=== Provided records ===

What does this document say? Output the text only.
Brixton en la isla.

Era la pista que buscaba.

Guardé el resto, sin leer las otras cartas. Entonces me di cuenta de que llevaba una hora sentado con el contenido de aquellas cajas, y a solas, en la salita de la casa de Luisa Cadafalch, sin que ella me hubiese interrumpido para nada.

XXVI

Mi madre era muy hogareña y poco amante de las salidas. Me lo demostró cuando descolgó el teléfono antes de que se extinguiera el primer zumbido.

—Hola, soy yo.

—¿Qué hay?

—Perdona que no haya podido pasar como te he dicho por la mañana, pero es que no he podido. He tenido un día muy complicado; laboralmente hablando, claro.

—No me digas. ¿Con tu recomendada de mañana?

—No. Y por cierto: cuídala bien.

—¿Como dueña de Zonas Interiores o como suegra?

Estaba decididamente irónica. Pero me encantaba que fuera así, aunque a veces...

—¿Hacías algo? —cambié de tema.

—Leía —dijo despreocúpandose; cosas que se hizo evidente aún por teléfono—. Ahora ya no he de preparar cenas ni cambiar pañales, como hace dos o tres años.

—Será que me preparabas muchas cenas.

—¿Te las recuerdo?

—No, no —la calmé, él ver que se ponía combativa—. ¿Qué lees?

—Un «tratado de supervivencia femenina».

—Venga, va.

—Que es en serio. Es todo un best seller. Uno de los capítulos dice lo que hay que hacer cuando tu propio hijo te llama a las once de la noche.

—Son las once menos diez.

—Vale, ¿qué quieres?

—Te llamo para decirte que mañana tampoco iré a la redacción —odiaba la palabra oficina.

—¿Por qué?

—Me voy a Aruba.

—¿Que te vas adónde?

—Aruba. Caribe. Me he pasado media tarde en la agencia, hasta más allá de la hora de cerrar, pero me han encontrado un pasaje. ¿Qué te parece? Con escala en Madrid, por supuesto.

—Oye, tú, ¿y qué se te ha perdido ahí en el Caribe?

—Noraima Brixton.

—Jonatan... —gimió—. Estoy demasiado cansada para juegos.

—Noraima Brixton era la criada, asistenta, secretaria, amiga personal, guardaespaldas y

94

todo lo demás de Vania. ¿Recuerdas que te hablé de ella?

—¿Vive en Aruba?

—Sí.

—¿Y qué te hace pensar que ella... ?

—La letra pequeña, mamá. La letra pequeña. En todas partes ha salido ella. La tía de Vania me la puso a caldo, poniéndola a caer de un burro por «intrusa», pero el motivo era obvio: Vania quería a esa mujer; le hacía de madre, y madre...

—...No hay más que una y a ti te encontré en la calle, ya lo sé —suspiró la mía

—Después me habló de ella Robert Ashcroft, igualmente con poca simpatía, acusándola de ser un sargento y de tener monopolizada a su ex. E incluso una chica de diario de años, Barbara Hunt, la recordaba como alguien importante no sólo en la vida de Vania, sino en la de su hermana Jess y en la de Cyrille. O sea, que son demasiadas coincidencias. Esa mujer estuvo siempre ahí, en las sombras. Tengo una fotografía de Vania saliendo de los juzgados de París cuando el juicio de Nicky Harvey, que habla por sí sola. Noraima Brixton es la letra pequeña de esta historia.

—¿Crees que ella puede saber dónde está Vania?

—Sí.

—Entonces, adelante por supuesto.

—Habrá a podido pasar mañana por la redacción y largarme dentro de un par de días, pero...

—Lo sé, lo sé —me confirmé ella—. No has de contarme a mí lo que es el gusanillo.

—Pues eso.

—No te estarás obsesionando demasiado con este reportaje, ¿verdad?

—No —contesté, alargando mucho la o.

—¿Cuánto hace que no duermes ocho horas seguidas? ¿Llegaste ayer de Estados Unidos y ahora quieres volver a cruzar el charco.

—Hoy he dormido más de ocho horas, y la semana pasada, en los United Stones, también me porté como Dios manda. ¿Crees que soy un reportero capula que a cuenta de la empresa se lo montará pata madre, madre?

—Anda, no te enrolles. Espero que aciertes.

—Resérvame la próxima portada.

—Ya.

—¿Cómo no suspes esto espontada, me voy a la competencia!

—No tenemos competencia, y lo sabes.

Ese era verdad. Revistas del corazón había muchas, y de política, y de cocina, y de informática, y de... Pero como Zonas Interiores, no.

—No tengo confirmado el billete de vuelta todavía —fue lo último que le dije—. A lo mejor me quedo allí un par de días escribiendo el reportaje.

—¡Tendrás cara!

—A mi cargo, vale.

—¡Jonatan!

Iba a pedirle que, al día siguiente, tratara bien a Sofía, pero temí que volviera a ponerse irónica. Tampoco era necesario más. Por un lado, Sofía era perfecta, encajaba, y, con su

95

===

The exercise >> Pick out the lines containing the string "Brixton" and show them.

Task solution >>
Brixton en la isla.
—Noraima Brixton.
—Noraima Brixton era la criada, asistenta, secretaria, amiga personal, guardaespaldas y
—Después me habló de ella Robert Ashcroft, igualmente con poca simpatía, acusándola de ser un sargento y de tener monopolizada a su ex. E incluso una chica de diario de años, Barbara Hunt, la recordaba como alguien importante no sólo en la vida de Vania, sino en la de su hermana Jess y en la de Cyrille. O sea, que son demasiadas coincidencias. Esa mujer estuvo siempre ahí, en las sombras. Tengo una fotografía de Vania saliendo de los juzgados de París cuando el juicio de Nicky Harvey, que habla por sí sola. Noraima Brixton es la letra pequeña de esta historia.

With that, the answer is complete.